**TASKS**
A. In the census committee article, condense the paragraph that begins "The count committee's role is" into a short bulleted list that keeps its main facts.
B. According to the census committee article, when and where is the committee's first meeting?

[[ READING TEXT open ]]

Oak Bluffs joins complete count committee

Committee headed by Keith Chatinover aims to count every person on the Island.

Dukes County commissioner Keith Chatinover briefs Oak Bluffs selectmen on the complete count committee. — Brian Dowd

Oak Bluffs selectmen tapped planning board chairman Ewell Hopkins to sit on the complete count committee to help brainstorm ways to get more people to fill out the upcoming U.S. Census.

In June, the Dukes County Commission formed the committee, which is tasked with helping the federal government complete the 2020 U.S. Census. 

An accurate census helps communities get federal allocation for grants and determines representation in the U.S. House of Representatives.

Committee chairman and Dukes County commissioner Keith Chatinover said the Island is lagging behind other communities who began their committees in 2018. “The census is critical, and it’s critical that we get everyone counted,” Chatinover said.

The count committee’s role is to brainstorm and take information from the community on the best ways to get people to take the census. Chatinover has been making the rounds to each Island town to get a selectman or a town administrator to be part of the committee. So far Edgartown town administrator James Hagerty, Chilmark selectman Warren Doty, and West Tisbury town administrator Jennifer Rand have all joined the committee.

The first meeting is Sept. 4 at the county office at 2:30 pm. Chatinover plans for the committee to meet once a month.

The census is traditionally completed with door-to-door visits, but the 2020 census can be completed online. The online census is available in a dozen languages, which Chatinover said will be especially helpful with the Island’s at-risk Portuguese-speaking populations. This avoids having government officials knocking on doors.

Selectman Gail Barmakian said the “fear factor” played a role in dissuading people from taking the census.

In conversations with officials from the Massachuestts secretary of state’s office and the U.S. Census Bureau, Chatinover has been told the 2020 census faces a lot of issues due to attempts at getting a citizenship question on the census.

The census aims to count every person residing in the U.S., including citizens, noncitizen legal residents, and unauthorized residents. Along with the standard demographic questions, the Trump administration made a push in early 2018 to ask people, Is this person a citizen of the United States?

[[ READING TEXT closed ]]
[[ ENTRIES PROVIDED open ]]

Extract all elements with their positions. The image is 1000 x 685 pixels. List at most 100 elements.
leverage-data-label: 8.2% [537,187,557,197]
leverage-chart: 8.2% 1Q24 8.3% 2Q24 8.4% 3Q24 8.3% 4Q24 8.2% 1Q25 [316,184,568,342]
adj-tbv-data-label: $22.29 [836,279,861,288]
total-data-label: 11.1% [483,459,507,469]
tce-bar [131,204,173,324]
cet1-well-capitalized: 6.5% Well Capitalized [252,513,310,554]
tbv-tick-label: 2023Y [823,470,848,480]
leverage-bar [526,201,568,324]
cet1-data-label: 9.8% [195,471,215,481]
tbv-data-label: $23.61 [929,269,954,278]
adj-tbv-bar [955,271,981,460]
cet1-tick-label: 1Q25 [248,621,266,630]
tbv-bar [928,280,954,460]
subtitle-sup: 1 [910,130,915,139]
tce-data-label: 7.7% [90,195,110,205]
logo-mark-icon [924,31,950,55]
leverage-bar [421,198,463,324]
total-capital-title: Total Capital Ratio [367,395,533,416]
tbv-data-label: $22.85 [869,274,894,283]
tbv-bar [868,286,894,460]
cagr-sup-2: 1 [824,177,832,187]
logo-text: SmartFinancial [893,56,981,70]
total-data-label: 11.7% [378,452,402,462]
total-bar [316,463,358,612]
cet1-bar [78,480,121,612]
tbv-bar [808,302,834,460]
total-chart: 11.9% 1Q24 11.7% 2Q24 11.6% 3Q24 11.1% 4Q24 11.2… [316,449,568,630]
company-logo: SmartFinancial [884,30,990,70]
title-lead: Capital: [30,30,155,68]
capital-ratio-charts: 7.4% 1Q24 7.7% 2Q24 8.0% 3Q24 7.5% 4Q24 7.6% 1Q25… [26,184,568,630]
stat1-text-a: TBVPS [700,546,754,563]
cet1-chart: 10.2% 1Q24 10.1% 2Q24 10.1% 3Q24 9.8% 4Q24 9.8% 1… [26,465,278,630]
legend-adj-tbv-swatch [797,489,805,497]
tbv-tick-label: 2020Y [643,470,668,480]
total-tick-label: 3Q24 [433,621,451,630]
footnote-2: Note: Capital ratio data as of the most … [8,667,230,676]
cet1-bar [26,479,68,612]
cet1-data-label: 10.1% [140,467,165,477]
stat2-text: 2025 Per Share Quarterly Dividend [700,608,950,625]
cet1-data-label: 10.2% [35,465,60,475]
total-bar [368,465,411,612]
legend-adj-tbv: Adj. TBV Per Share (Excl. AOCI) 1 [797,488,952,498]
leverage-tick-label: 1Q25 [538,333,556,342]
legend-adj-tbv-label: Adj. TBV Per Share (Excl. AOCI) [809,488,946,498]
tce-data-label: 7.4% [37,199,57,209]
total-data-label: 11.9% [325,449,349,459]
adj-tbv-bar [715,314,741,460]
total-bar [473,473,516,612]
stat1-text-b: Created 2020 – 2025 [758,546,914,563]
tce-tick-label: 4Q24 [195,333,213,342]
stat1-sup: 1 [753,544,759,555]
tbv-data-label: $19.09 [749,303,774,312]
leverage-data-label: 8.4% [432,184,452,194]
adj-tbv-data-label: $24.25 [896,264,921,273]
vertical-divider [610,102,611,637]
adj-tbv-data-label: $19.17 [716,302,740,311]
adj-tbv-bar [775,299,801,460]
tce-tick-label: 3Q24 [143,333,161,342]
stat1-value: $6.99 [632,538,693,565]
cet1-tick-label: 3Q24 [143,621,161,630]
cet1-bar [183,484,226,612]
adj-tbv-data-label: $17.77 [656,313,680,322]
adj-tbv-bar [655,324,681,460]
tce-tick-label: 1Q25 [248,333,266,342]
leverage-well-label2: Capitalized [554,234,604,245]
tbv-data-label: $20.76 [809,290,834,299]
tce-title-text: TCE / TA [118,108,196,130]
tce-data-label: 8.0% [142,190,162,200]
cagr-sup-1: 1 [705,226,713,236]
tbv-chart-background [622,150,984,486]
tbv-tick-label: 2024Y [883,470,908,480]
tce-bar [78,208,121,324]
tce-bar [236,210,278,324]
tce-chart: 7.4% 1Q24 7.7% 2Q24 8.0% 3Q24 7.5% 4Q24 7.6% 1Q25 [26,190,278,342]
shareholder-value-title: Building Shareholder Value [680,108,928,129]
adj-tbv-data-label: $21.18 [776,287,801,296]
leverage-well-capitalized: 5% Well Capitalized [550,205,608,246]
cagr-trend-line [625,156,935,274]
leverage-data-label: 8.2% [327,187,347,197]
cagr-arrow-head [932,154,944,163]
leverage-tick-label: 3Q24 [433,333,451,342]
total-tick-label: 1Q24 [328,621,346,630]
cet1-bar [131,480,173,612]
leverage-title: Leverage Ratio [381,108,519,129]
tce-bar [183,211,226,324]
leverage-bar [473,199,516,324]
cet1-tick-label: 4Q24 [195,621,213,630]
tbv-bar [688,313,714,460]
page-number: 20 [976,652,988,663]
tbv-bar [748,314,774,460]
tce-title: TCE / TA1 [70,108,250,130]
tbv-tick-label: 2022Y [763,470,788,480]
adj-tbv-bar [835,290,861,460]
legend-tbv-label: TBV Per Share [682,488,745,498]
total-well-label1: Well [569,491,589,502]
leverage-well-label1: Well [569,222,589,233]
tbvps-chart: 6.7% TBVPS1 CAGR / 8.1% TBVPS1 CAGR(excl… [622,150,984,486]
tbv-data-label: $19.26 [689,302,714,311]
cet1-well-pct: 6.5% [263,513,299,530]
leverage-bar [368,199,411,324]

[[ ENTRIES PROVIDED closed ]]

**SOLUTIONS IN ORDER**
A.
- The committee brainstorms and gathers community input on the best ways to get people to take the census.
- Chatinover is visiting each Island town to recruit a selectman or town administrator for the committee.
- Members so far: Edgartown town administrator James Hagerty, Chilmark selectman Warren Doty, and West Tisbury town administrator Jennifer Rand.

B. The first meeting is Sept. 4 at 2:30 pm at the county office.